◆ WHAT IS REQUIRED
Copy all entries without alteration and skip the pictures they hold.

____ DATA ROWS

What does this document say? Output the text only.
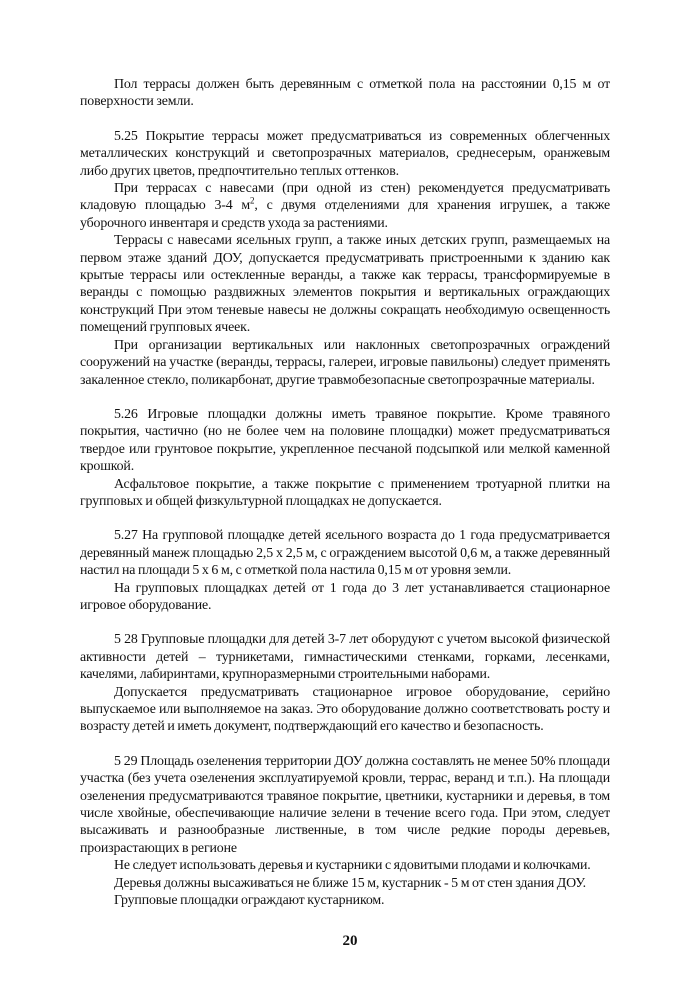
Пол террасы должен быть деревянным с отметкой пола на расстоянии 0,15 м от поверхности земли.

5.25 Покрытие террасы может предусматриваться из современных облегченных металлических конструкций и светопрозрачных материалов, среднесерым, оранжевым либо других цветов, предпочтительно теплых оттенков.

При террасах с навесами (при одной из стен) рекомендуется предусматривать кладовую площадью 3-4 $м^2$, с двумя отделениями для хранения игрушек, а также уборочного инвентаря и средств ухода за растениями.

Террасы с навесами ясельных групп, а также иных детских групп, размещаемых на первом этаже зданий ДОУ, допускается предусматривать пристроенными к зданию как крытые террасы или остекленные веранды, а также как террасы, трансформируемые в веранды с помощью раздвижных элементов покрытия и вертикальных ограждающих конструкций При этом теневые навесы не должны сокращать необходимую освещенность помещений групповых ячеек.

При организации вертикальных или наклонных светопрозрачных ограждений сооружений на участке (веранды, террасы, галереи, игровые павильоны) следует применять закаленное стекло, поликарбонат, другие травмобезопасные светопрозрачные материалы.

5.26 Игровые площадки должны иметь травяное покрытие. Кроме травяного покрытия, частично (но не более чем на половине площадки) может предусматриваться твердое или грунтовое покрытие, укрепленное песчаной подсыпкой или мелкой каменной крошкой.

Асфальтовое покрытие, а также покрытие с применением тротуарной плитки на групповых и общей физкультурной площадках не допускается.

5.27 На групповой площадке детей ясельного возраста до 1 года предусматривается деревянный манеж площадью 2,5 х 2,5 м, с ограждением высотой 0,6 м, а также деревянный настил на площади 5 х 6 м, с отметкой пола настила 0,15 м от уровня земли.

На групповых площадках детей от 1 года до 3 лет устанавливается стационарное игровое оборудование.

5 28 Групповые площадки для детей 3-7 лет оборудуют с учетом высокой физической активности детей – турникетами, гимнастическими стенками, горками, лесенками, качелями, лабиринтами, крупноразмерными строительными наборами.

Допускается предусматривать стационарное игровое оборудование, серийно выпускаемое или выполняемое на заказ. Это оборудование должно соответствовать росту и возрасту детей и иметь документ, подтверждающий его качество и безопасность.

5 29 Площадь озеленения территории ДОУ должна составлять не менее 50% площади участка (без учета озеленения эксплуатируемой кровли, террас, веранд и т.п.). На площади озеленения предусматриваются травяное покрытие, цветники, кустарники и деревья, в том числе хвойные, обеспечивающие наличие зелени в течение всего года. При этом, следует высаживать и разнообразные лиственные, в том числе редкие породы деревьев, произрастающих в регионе

Не следует использовать деревья и кустарники с ядовитыми плодами и колючками.

Деревья должны высаживаться не ближе 15 м, кустарник - 5 м от стен здания ДОУ.

Групповые площадки ограждают кустарником.

20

________

◆ OUTPUT FOR THIS TASK
What does this document say? Output the text only.
Пол террасы должен быть деревянным с отметкой пола на расстоянии 0,15 м от поверхности земли.

5.25 Покрытие террасы может предусматриваться из современных облегченных металлических конструкций и светопрозрачных материалов, среднесерым, оранжевым либо других цветов, предпочтительно теплых оттенков.

При террасах с навесами (при одной из стен) рекомендуется предусматривать кладовую площадью 3-4 $м^2$, с двумя отделениями для хранения игрушек, а также уборочного инвентаря и средств ухода за растениями.

Террасы с навесами ясельных групп, а также иных детских групп, размещаемых на первом этаже зданий ДОУ, допускается предусматривать пристроенными к зданию как крытые террасы или остекленные веранды, а также как террасы, трансформируемые в веранды с помощью раздвижных элементов покрытия и вертикальных ограждающих конструкций При этом теневые навесы не должны сокращать необходимую освещенность помещений групповых ячеек.

При организации вертикальных или наклонных светопрозрачных ограждений сооружений на участке (веранды, террасы, галереи, игровые павильоны) следует применять закаленное стекло, поликарбонат, другие травмобезопасные светопрозрачные материалы.

5.26 Игровые площадки должны иметь травяное покрытие. Кроме травяного покрытия, частично (но не более чем на половине площадки) может предусматриваться твердое или грунтовое покрытие, укрепленное песчаной подсыпкой или мелкой каменной крошкой.

Асфальтовое покрытие, а также покрытие с применением тротуарной плитки на групповых и общей физкультурной площадках не допускается.

5.27 На групповой площадке детей ясельного возраста до 1 года предусматривается деревянный манеж площадью 2,5 х 2,5 м, с ограждением высотой 0,6 м, а также деревянный настил на площади 5 х 6 м, с отметкой пола настила 0,15 м от уровня земли.

На групповых площадках детей от 1 года до 3 лет устанавливается стационарное игровое оборудование.

5 28 Групповые площадки для детей 3-7 лет оборудуют с учетом высокой физической активности детей – турникетами, гимнастическими стенками, горками, лесенками, качелями, лабиринтами, крупноразмерными строительными наборами.

Допускается предусматривать стационарное игровое оборудование, серийно выпускаемое или выполняемое на заказ. Это оборудование должно соответствовать росту и возрасту детей и иметь документ, подтверждающий его качество и безопасность.

5 29 Площадь озеленения территории ДОУ должна составлять не менее 50% площади участка (без учета озеленения эксплуатируемой кровли, террас, веранд и т.п.). На площади озеленения предусматриваются травяное покрытие, цветники, кустарники и деревья, в том числе хвойные, обеспечивающие наличие зелени в течение всего года. При этом, следует высаживать и разнообразные лиственные, в том числе редкие породы деревьев, произрастающих в регионе

Не следует использовать деревья и кустарники с ядовитыми плодами и колючками.

Деревья должны высаживаться не ближе 15 м, кустарник - 5 м от стен здания ДОУ.

Групповые площадки ограждают кустарником.

20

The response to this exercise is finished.